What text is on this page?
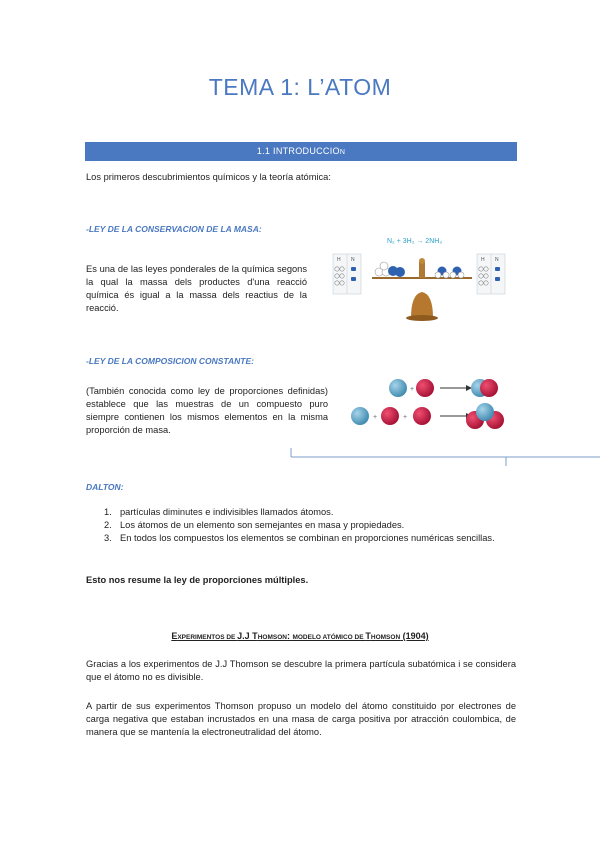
TEMA 1: L’ATOM
1.1 INTRODUCCION
Los primeros descubrimientos químicos y la teoría atómica:
-LEY DE LA CONSERVACION DE LA MASA:
Es una de las leyes ponderales de la química segons la qual la massa dels productes d'una reacció química és igual a la massa dels reactius de la reacció.
N₂ + 3H₂ → 2NH₃
H N	H N
-LEY DE LA COMPOSICION CONSTANTE:
(También conocida como ley de proporciones definidas) establece que las muestras de un compuesto puro siempre contienen los mismos elementos en la misma proporción de masa.
+
+	+
DALTON:
1. partículas diminutes e indivisibles llamados átomos.
2. Los átomos de un elemento son semejantes en masa y propiedades.
3. En todos los compuestos los elementos se combinan en proporciones numéricas sencillas.
Esto nos resume la ley de proporciones múltiples.
EXPERIMENTOS DE J.J THOMSON: MODELO ATÓMICO DE THOMSON (1904)
Gracias a los experimentos de J.J Thomson se descubre la primera partícula subatómica i se considera que el átomo no es divisible.
A partir de sus experimentos Thomson propuso un modelo del átomo constituido por electrones de carga negativa que estaban incrustados en una masa de carga positiva por atracción coulombica, de manera que se mantenía la electroneutralidad del átomo.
* * * * * * * * *
* [Exercise instructions] Pictures are not part of the copy; output everything else in the records exactly.

* [Answer for this exercise]
What text is on this page?
TEMA 1: L’ATOM
1.1 INTRODUCCION
Los primeros descubrimientos químicos y la teoría atómica:
-LEY DE LA CONSERVACION DE LA MASA:
Es una de las leyes ponderales de la química segons la qual la massa dels productes d'una reacció química és igual a la massa dels reactius de la reacció.
N₂ + 3H₂ → 2NH₃
H N	H N
-LEY DE LA COMPOSICION CONSTANTE:
(También conocida como ley de proporciones definidas) establece que las muestras de un compuesto puro siempre contienen los mismos elementos en la misma proporción de masa.
+
+	+
DALTON:
1. partículas diminutes e indivisibles llamados átomos.
2. Los átomos de un elemento son semejantes en masa y propiedades.
3. En todos los compuestos los elementos se combinan en proporciones numéricas sencillas.
Esto nos resume la ley de proporciones múltiples.
EXPERIMENTOS DE J.J THOMSON: MODELO ATÓMICO DE THOMSON (1904)
Gracias a los experimentos de J.J Thomson se descubre la primera partícula subatómica i se considera que el átomo no es divisible.
A partir de sus experimentos Thomson propuso un modelo del átomo constituido por electrones de carga negativa que estaban incrustados en una masa de carga positiva por atracción coulombica, de manera que se mantenía la electroneutralidad del átomo.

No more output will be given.